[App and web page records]
........

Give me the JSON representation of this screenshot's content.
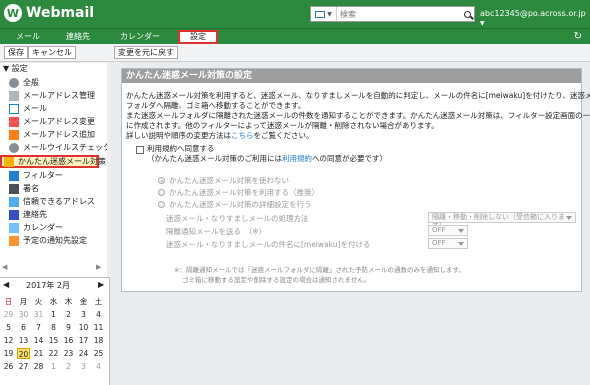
{
  "app": {
    "logo_letter": "W",
    "name": "Webmail"
  },
  "search": {
    "placeholder": "検索"
  },
  "user": {
    "email": "abc12345@po.across.or.jp"
  },
  "nav": {
    "tabs": [
      "メール",
      "連絡先",
      "カレンダー",
      "設定"
    ],
    "active": "設定"
  },
  "toolbar": {
    "save": "保存",
    "cancel": "キャンセル",
    "revert": "変更を元に戻す"
  },
  "sidebar": {
    "header": "設定",
    "items": [
      {
        "label": "全般",
        "icon": "gear-icon"
      },
      {
        "label": "メールアドレス管理",
        "icon": "address-manage-icon"
      },
      {
        "label": "メール",
        "icon": "mail-icon"
      },
      {
        "label": "メールアドレス変更",
        "icon": "address-change-icon"
      },
      {
        "label": "メールアドレス追加",
        "icon": "address-add-icon"
      },
      {
        "label": "メールウイルスチェック",
        "icon": "virus-check-icon"
      },
      {
        "label": "かんたん迷惑メール対策",
        "icon": "spam-filter-icon"
      },
      {
        "label": "フィルター",
        "icon": "filter-icon"
      },
      {
        "label": "署名",
        "icon": "signature-icon"
      },
      {
        "label": "信頼できるアドレス",
        "icon": "trusted-address-icon"
      },
      {
        "label": "連絡先",
        "icon": "contacts-icon"
      },
      {
        "label": "カレンダー",
        "icon": "calendar-icon"
      },
      {
        "label": "予定の通知先設定",
        "icon": "notification-icon"
      }
    ]
  },
  "calendar": {
    "title": "2017年 2月",
    "weekdays": [
      "日",
      "月",
      "火",
      "水",
      "木",
      "金",
      "土"
    ],
    "weeks": [
      [
        "29",
        "30",
        "31",
        "1",
        "2",
        "3",
        "4"
      ],
      [
        "5",
        "6",
        "7",
        "8",
        "9",
        "10",
        "11"
      ],
      [
        "12",
        "13",
        "14",
        "15",
        "16",
        "17",
        "18"
      ],
      [
        "19",
        "20",
        "21",
        "22",
        "23",
        "24",
        "25"
      ],
      [
        "26",
        "27",
        "28",
        "1",
        "2",
        "3",
        "4"
      ]
    ],
    "today": "20"
  },
  "panel": {
    "title": "かんたん迷惑メール対策の設定",
    "desc": [
      "かんたん迷惑メール対策を利用すると、迷惑メール、なりすましメールを自動的に判定し、メールの件名に[meiwaku]を付けたり、迷惑メール",
      "フォルダへ隔離、ゴミ箱へ移動することができます。",
      "また迷惑メールフォルダに隔離された迷惑メールの件数を通知することができます。かんたん迷惑メール対策は、フィルター設定画面の一番下",
      "に作成されます。他のフィルターによって迷惑メールが隔離・削除されない場合があります。"
    ],
    "detail_prefix": "詳しい説明や順序の変更方法は",
    "detail_link": "こちら",
    "detail_suffix": "をご覧ください。",
    "agree_label": "利用規約へ同意する",
    "agree_sub_prefix": "（かんたん迷惑メール対策のご利用には",
    "agree_sub_link": "利用規約",
    "agree_sub_suffix": "への同意が必要です）",
    "radio_options": [
      "かんたん迷惑メール対策を使わない",
      "かんたん迷惑メール対策を利用する（推奨）",
      "かんたん迷惑メール対策の詳細設定を行う"
    ],
    "settings": [
      {
        "label": "迷惑メール・なりすましメールの処理方法",
        "value": "隔離・移動・削除しない（受信箱に入ります）"
      },
      {
        "label": "隔離通知メールを送る　（※）",
        "value": "OFF"
      },
      {
        "label": "迷惑メール・なりすましメールの件名に[meiwaku]を付ける",
        "value": "OFF"
      }
    ],
    "note1": "※：隔離通知メールでは「迷惑メールフォルダに隔離」された予防メールの通数のみを通知します。",
    "note2": "ゴミ箱に移動する設定や削除する設定の場合は通知されません。"
  },
  "colors": {
    "brand": "#2b8a3e",
    "highlight": "#e03131",
    "link": "#1c7ed6"
  }
}
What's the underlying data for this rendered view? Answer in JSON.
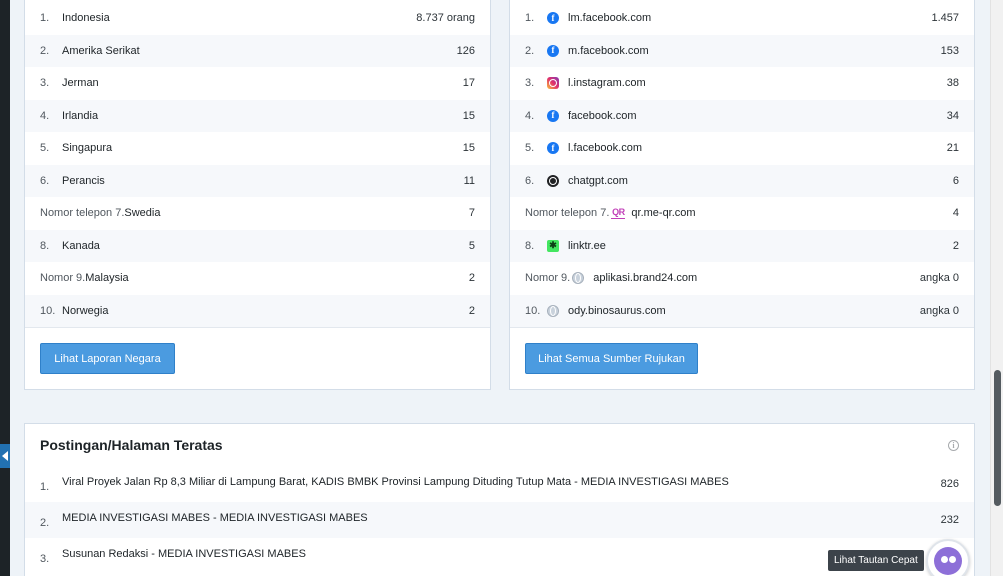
{
  "countries": {
    "rows": [
      {
        "num": "1.",
        "name": "Indonesia",
        "value": "8.737 orang"
      },
      {
        "num": "2.",
        "name": "Amerika Serikat",
        "value": "126"
      },
      {
        "num": "3.",
        "name": "Jerman",
        "value": "17"
      },
      {
        "num": "4.",
        "name": "Irlandia",
        "value": "15"
      },
      {
        "num": "5.",
        "name": "Singapura",
        "value": "15"
      },
      {
        "num": "6.",
        "name": "Perancis",
        "value": "11"
      },
      {
        "num": "Nomor telepon 7.",
        "name": "Swedia",
        "value": "7"
      },
      {
        "num": "8.",
        "name": "Kanada",
        "value": "5"
      },
      {
        "num": "Nomor 9.",
        "name": "Malaysia",
        "value": "2"
      },
      {
        "num": "10.",
        "name": "Norwegia",
        "value": "2"
      }
    ],
    "button_label": "Lihat Laporan Negara"
  },
  "referrers": {
    "rows": [
      {
        "num": "1.",
        "icon": "facebook-icon",
        "glyph": "f",
        "name": "lm.facebook.com",
        "value": "1.457"
      },
      {
        "num": "2.",
        "icon": "facebook-icon",
        "glyph": "f",
        "name": "m.facebook.com",
        "value": "153"
      },
      {
        "num": "3.",
        "icon": "instagram-icon",
        "glyph": "",
        "name": "l.instagram.com",
        "value": "38"
      },
      {
        "num": "4.",
        "icon": "facebook-icon",
        "glyph": "f",
        "name": "facebook.com",
        "value": "34"
      },
      {
        "num": "5.",
        "icon": "facebook-icon",
        "glyph": "f",
        "name": "l.facebook.com",
        "value": "21"
      },
      {
        "num": "6.",
        "icon": "chatgpt-icon",
        "glyph": "",
        "name": "chatgpt.com",
        "value": "6"
      },
      {
        "num": "Nomor telepon 7.",
        "icon": "qr-code-icon",
        "glyph": "QR",
        "name": "qr.me-qr.com",
        "value": "4"
      },
      {
        "num": "8.",
        "icon": "linktree-icon",
        "glyph": "✱",
        "name": "linktr.ee",
        "value": "2"
      },
      {
        "num": "Nomor 9.",
        "icon": "globe-icon",
        "glyph": "",
        "name": "aplikasi.brand24.com",
        "value": "angka 0"
      },
      {
        "num": "10.",
        "icon": "globe-icon",
        "glyph": "",
        "name": "ody.binosaurus.com",
        "value": "angka 0"
      }
    ],
    "button_label": "Lihat Semua Sumber Rujukan"
  },
  "top_posts": {
    "title": "Postingan/Halaman Teratas",
    "rows": [
      {
        "num": "1.",
        "name": "Viral Proyek Jalan Rp 8,3 Miliar di Lampung Barat, KADIS BMBK Provinsi Lampung Dituding Tutup Mata - MEDIA INVESTIGASI MABES",
        "value": "826"
      },
      {
        "num": "2.",
        "name": "MEDIA INVESTIGASI MABES - MEDIA INVESTIGASI MABES",
        "value": "232"
      },
      {
        "num": "3.",
        "name": "Susunan Redaksi - MEDIA INVESTIGASI MABES",
        "value": ""
      }
    ]
  },
  "quick_links_tooltip": "Lihat Tautan Cepat",
  "colors": {
    "accent": "#4b9be0",
    "facebook": "#1877f2",
    "page_bg": "#eef3f8"
  }
}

........

TASK ITEM ▸
The answer must consist of every line above that contains the word "address".

TASK SOLUTION ▸
        "icon": "address-manage-icon"
        "icon": "address-change-icon"
        "icon": "address-add-icon"
        "icon": "trusted-address-icon"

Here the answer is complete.